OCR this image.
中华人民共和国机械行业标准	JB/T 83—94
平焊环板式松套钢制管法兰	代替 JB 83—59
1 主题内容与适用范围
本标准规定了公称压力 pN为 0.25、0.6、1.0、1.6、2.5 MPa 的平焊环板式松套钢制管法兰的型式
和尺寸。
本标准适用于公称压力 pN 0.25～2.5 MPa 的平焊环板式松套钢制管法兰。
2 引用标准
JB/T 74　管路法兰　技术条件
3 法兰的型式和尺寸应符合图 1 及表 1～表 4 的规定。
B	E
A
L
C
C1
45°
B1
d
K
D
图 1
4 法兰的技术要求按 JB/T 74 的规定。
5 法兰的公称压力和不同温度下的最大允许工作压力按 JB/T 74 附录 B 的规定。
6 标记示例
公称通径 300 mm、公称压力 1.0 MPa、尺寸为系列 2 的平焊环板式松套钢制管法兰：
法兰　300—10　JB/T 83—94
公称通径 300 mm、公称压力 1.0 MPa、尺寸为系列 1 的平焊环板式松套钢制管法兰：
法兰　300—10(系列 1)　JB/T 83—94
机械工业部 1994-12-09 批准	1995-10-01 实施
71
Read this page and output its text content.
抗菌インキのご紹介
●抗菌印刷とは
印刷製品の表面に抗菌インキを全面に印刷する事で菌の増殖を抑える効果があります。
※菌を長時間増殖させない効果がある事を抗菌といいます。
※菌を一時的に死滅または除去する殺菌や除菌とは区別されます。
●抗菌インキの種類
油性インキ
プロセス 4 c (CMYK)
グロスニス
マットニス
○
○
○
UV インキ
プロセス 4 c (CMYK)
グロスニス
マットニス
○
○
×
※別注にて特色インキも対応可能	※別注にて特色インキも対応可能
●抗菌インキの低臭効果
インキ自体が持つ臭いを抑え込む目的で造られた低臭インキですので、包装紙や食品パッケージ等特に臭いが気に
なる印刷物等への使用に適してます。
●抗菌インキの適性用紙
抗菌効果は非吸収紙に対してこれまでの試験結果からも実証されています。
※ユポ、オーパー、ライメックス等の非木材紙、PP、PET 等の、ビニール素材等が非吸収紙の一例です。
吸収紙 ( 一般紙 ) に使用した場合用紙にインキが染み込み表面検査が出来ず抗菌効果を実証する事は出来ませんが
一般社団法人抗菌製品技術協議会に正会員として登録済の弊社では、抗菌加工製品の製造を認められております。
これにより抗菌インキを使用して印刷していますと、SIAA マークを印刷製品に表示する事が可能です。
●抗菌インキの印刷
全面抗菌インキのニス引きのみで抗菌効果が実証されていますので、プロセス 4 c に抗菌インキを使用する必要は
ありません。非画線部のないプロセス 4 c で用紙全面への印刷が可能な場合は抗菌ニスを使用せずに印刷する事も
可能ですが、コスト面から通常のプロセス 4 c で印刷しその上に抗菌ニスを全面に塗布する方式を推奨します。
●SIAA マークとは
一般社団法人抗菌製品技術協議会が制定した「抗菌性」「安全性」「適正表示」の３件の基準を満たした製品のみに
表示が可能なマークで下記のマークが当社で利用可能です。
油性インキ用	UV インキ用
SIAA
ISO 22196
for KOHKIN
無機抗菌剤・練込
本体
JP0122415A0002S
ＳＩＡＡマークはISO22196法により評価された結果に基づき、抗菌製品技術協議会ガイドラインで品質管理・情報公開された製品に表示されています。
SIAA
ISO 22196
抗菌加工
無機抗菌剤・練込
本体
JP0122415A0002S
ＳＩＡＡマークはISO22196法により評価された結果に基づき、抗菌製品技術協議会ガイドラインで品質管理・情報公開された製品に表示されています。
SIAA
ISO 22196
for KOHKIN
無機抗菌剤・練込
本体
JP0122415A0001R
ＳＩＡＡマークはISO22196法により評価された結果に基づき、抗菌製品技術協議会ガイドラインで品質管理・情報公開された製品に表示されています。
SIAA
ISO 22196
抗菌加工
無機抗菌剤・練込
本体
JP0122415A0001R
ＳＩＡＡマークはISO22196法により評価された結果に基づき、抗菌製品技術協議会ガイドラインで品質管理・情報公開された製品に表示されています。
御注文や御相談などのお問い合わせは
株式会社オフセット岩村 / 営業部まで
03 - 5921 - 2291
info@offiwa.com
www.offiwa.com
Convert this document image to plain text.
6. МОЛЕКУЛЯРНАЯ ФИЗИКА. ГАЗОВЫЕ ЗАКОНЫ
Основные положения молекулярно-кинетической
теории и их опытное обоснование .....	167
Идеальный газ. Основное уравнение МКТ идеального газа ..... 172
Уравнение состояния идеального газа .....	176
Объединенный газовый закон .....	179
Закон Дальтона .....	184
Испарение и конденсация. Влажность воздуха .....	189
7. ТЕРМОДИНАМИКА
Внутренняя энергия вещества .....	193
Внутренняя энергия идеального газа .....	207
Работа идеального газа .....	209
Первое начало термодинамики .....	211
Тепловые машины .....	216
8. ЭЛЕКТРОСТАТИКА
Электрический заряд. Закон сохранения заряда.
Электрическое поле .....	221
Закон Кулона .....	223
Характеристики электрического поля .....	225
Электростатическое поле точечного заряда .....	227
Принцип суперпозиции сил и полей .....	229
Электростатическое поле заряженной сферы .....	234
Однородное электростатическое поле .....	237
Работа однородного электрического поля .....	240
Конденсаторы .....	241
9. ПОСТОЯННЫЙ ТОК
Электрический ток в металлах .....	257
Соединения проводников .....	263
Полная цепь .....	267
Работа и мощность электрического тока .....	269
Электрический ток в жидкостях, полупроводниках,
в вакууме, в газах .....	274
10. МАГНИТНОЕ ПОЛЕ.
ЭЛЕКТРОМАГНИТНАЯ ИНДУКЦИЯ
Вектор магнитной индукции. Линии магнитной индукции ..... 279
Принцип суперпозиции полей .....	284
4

▶ [SHORT EXERCISE] Repeat every entry exactly, please.

▶ [SOLUTION FOR THIS PROBLEM]
OCR this image.
中华人民共和国机械行业标准	JB/T 83—94
平焊环板式松套钢制管法兰	代替 JB 83—59
1 主题内容与适用范围
本标准规定了公称压力 pN为 0.25、0.6、1.0、1.6、2.5 MPa 的平焊环板式松套钢制管法兰的型式
和尺寸。
本标准适用于公称压力 pN 0.25～2.5 MPa 的平焊环板式松套钢制管法兰。
2 引用标准
JB/T 74　管路法兰　技术条件
3 法兰的型式和尺寸应符合图 1 及表 1～表 4 的规定。
B	E
A
L
C
C1
45°
B1
d
K
D
图 1
4 法兰的技术要求按 JB/T 74 的规定。
5 法兰的公称压力和不同温度下的最大允许工作压力按 JB/T 74 附录 B 的规定。
6 标记示例
公称通径 300 mm、公称压力 1.0 MPa、尺寸为系列 2 的平焊环板式松套钢制管法兰：
法兰　300—10　JB/T 83—94
公称通径 300 mm、公称压力 1.0 MPa、尺寸为系列 1 的平焊环板式松套钢制管法兰：
法兰　300—10(系列 1)　JB/T 83—94
机械工业部 1994-12-09 批准	1995-10-01 实施
71
Read this page and output its text content.
抗菌インキのご紹介
●抗菌印刷とは
印刷製品の表面に抗菌インキを全面に印刷する事で菌の増殖を抑える効果があります。
※菌を長時間増殖させない効果がある事を抗菌といいます。
※菌を一時的に死滅または除去する殺菌や除菌とは区別されます。
●抗菌インキの種類
油性インキ
プロセス 4 c (CMYK)
グロスニス
マットニス
○
○
○
UV インキ
プロセス 4 c (CMYK)
グロスニス
マットニス
○
○
×
※別注にて特色インキも対応可能	※別注にて特色インキも対応可能
●抗菌インキの低臭効果
インキ自体が持つ臭いを抑え込む目的で造られた低臭インキですので、包装紙や食品パッケージ等特に臭いが気に
なる印刷物等への使用に適してます。
●抗菌インキの適性用紙
抗菌効果は非吸収紙に対してこれまでの試験結果からも実証されています。
※ユポ、オーパー、ライメックス等の非木材紙、PP、PET 等の、ビニール素材等が非吸収紙の一例です。
吸収紙 ( 一般紙 ) に使用した場合用紙にインキが染み込み表面検査が出来ず抗菌効果を実証する事は出来ませんが
一般社団法人抗菌製品技術協議会に正会員として登録済の弊社では、抗菌加工製品の製造を認められております。
これにより抗菌インキを使用して印刷していますと、SIAA マークを印刷製品に表示する事が可能です。
●抗菌インキの印刷
全面抗菌インキのニス引きのみで抗菌効果が実証されていますので、プロセス 4 c に抗菌インキを使用する必要は
ありません。非画線部のないプロセス 4 c で用紙全面への印刷が可能な場合は抗菌ニスを使用せずに印刷する事も
可能ですが、コスト面から通常のプロセス 4 c で印刷しその上に抗菌ニスを全面に塗布する方式を推奨します。
●SIAA マークとは
一般社団法人抗菌製品技術協議会が制定した「抗菌性」「安全性」「適正表示」の３件の基準を満たした製品のみに
表示が可能なマークで下記のマークが当社で利用可能です。
油性インキ用	UV インキ用
SIAA
ISO 22196
for KOHKIN
無機抗菌剤・練込
本体
JP0122415A0002S
ＳＩＡＡマークはISO22196法により評価された結果に基づき、抗菌製品技術協議会ガイドラインで品質管理・情報公開された製品に表示されています。
SIAA
ISO 22196
抗菌加工
無機抗菌剤・練込
本体
JP0122415A0002S
ＳＩＡＡマークはISO22196法により評価された結果に基づき、抗菌製品技術協議会ガイドラインで品質管理・情報公開された製品に表示されています。
SIAA
ISO 22196
for KOHKIN
無機抗菌剤・練込
本体
JP0122415A0001R
ＳＩＡＡマークはISO22196法により評価された結果に基づき、抗菌製品技術協議会ガイドラインで品質管理・情報公開された製品に表示されています。
SIAA
ISO 22196
抗菌加工
無機抗菌剤・練込
本体
JP0122415A0001R
ＳＩＡＡマークはISO22196法により評価された結果に基づき、抗菌製品技術協議会ガイドラインで品質管理・情報公開された製品に表示されています。
御注文や御相談などのお問い合わせは
株式会社オフセット岩村 / 営業部まで
03 - 5921 - 2291
info@offiwa.com
www.offiwa.com
Convert this document image to plain text.
6. МОЛЕКУЛЯРНАЯ ФИЗИКА. ГАЗОВЫЕ ЗАКОНЫ
Основные положения молекулярно-кинетической
теории и их опытное обоснование .....	167
Идеальный газ. Основное уравнение МКТ идеального газа ..... 172
Уравнение состояния идеального газа .....	176
Объединенный газовый закон .....	179
Закон Дальтона .....	184
Испарение и конденсация. Влажность воздуха .....	189
7. ТЕРМОДИНАМИКА
Внутренняя энергия вещества .....	193
Внутренняя энергия идеального газа .....	207
Работа идеального газа .....	209
Первое начало термодинамики .....	211
Тепловые машины .....	216
8. ЭЛЕКТРОСТАТИКА
Электрический заряд. Закон сохранения заряда.
Электрическое поле .....	221
Закон Кулона .....	223
Характеристики электрического поля .....	225
Электростатическое поле точечного заряда .....	227
Принцип суперпозиции сил и полей .....	229
Электростатическое поле заряженной сферы .....	234
Однородное электростатическое поле .....	237
Работа однородного электрического поля .....	240
Конденсаторы .....	241
9. ПОСТОЯННЫЙ ТОК
Электрический ток в металлах .....	257
Соединения проводников .....	263
Полная цепь .....	267
Работа и мощность электрического тока .....	269
Электрический ток в жидкостях, полупроводниках,
в вакууме, в газах .....	274
10. МАГНИТНОЕ ПОЛЕ.
ЭЛЕКТРОМАГНИТНАЯ ИНДУКЦИЯ
Вектор магнитной индукции. Линии магнитной индукции ..... 279
Принцип суперпозиции полей .....	284
4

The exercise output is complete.